[Provided information]
-=-=-

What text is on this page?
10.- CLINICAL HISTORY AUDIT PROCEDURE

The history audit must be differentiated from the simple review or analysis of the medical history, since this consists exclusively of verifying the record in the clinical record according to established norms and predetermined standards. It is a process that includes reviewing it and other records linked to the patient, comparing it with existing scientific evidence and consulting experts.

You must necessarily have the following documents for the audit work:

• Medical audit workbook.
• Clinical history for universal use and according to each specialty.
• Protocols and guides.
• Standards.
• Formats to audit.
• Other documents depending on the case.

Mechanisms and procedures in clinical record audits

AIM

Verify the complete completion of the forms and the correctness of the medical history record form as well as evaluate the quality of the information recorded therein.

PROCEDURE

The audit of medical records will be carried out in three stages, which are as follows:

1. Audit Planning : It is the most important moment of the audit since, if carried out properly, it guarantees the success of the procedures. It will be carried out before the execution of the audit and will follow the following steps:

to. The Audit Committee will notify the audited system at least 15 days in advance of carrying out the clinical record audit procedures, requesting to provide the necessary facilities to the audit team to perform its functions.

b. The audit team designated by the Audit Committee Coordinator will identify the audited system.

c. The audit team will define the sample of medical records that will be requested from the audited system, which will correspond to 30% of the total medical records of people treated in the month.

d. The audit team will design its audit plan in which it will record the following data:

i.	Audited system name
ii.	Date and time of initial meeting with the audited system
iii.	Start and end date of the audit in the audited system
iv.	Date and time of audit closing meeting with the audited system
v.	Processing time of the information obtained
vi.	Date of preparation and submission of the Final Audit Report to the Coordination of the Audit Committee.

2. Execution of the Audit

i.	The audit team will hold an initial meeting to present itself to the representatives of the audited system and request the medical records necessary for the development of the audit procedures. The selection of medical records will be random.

-=-=-

[Task directions] Retype every entry above, word for word.

[Answer to this task]
What text is on this page?
10.- CLINICAL HISTORY AUDIT PROCEDURE

The history audit must be differentiated from the simple review or analysis of the medical history, since this consists exclusively of verifying the record in the clinical record according to established norms and predetermined standards. It is a process that includes reviewing it and other records linked to the patient, comparing it with existing scientific evidence and consulting experts.

You must necessarily have the following documents for the audit work:

• Medical audit workbook.
• Clinical history for universal use and according to each specialty.
• Protocols and guides.
• Standards.
• Formats to audit.
• Other documents depending on the case.

Mechanisms and procedures in clinical record audits

AIM

Verify the complete completion of the forms and the correctness of the medical history record form as well as evaluate the quality of the information recorded therein.

PROCEDURE

The audit of medical records will be carried out in three stages, which are as follows:

1. Audit Planning : It is the most important moment of the audit since, if carried out properly, it guarantees the success of the procedures. It will be carried out before the execution of the audit and will follow the following steps:

to. The Audit Committee will notify the audited system at least 15 days in advance of carrying out the clinical record audit procedures, requesting to provide the necessary facilities to the audit team to perform its functions.

b. The audit team designated by the Audit Committee Coordinator will identify the audited system.

c. The audit team will define the sample of medical records that will be requested from the audited system, which will correspond to 30% of the total medical records of people treated in the month.

d. The audit team will design its audit plan in which it will record the following data:

i.	Audited system name
ii.	Date and time of initial meeting with the audited system
iii.	Start and end date of the audit in the audited system
iv.	Date and time of audit closing meeting with the audited system
v.	Processing time of the information obtained
vi.	Date of preparation and submission of the Final Audit Report to the Coordination of the Audit Committee.

2. Execution of the Audit

i.	The audit team will hold an initial meeting to present itself to the representatives of the audited system and request the medical records necessary for the development of the audit procedures. The selection of medical records will be random.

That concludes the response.